===== Entries supplied =====

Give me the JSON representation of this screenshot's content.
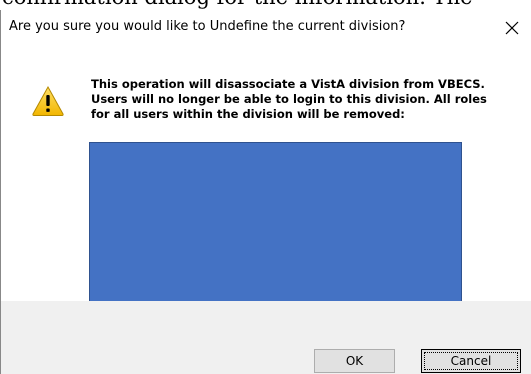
{
  "background": {
    "partial_text": "confirmation dialog for the information. The"
  },
  "dialog": {
    "title": "Are you sure you would like to Undefine the current division?",
    "close_glyph": "✕",
    "icon": "warning-icon",
    "message_lines": [
      "This operation will disassociate a VistA division from VBECS.",
      "Users will no longer be able to login to this division. All roles",
      "for all users within the division will be removed:"
    ],
    "detail_box_color": "#4472c4",
    "buttons": {
      "ok": "OK",
      "cancel": "Cancel"
    }
  }
}
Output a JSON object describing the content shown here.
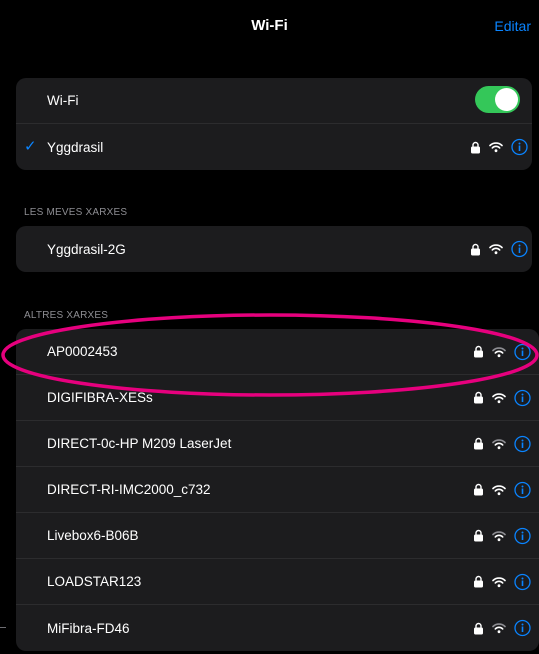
{
  "nav": {
    "title": "Wi-Fi",
    "edit_label": "Editar"
  },
  "wifi_toggle": {
    "label": "Wi-Fi",
    "on": true,
    "on_color": "#34c759"
  },
  "connected": {
    "check": "✓",
    "name": "Yggdrasil",
    "secured": true
  },
  "my_networks": {
    "header": "LES MEVES XARXES",
    "items": [
      {
        "name": "Yggdrasil-2G",
        "secured": true
      }
    ]
  },
  "other_networks": {
    "header": "ALTRES XARXES",
    "items": [
      {
        "name": "AP0002453",
        "secured": true,
        "highlighted": true
      },
      {
        "name": "DIGIFIBRA-XESs",
        "secured": true
      },
      {
        "name": "DIRECT-0c-HP M209 LaserJet",
        "secured": true
      },
      {
        "name": "DIRECT-RI-IMC2000_c732",
        "secured": true
      },
      {
        "name": "Livebox6-B06B",
        "secured": true
      },
      {
        "name": "LOADSTAR123",
        "secured": true
      },
      {
        "name": "MiFibra-FD46",
        "secured": true
      }
    ]
  },
  "colors": {
    "accent": "#0a84ff",
    "group_bg": "#1c1c1e",
    "header_text": "#8e8e93",
    "highlight": "#e6007e"
  },
  "icons": {
    "lock": "lock-icon",
    "wifi": "wifi-signal-icon",
    "info": "info-icon"
  }
}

=====

◆ **Exercise goal**
List the lines of the entries that include "division".

◆ **Complete response**
    "title": "Are you sure you would like to Undefine the current division?",
      "This operation will disassociate a VistA division from VBECS.",
      "Users will no longer be able to login to this division. All roles",
      "for all users within the division will be removed:"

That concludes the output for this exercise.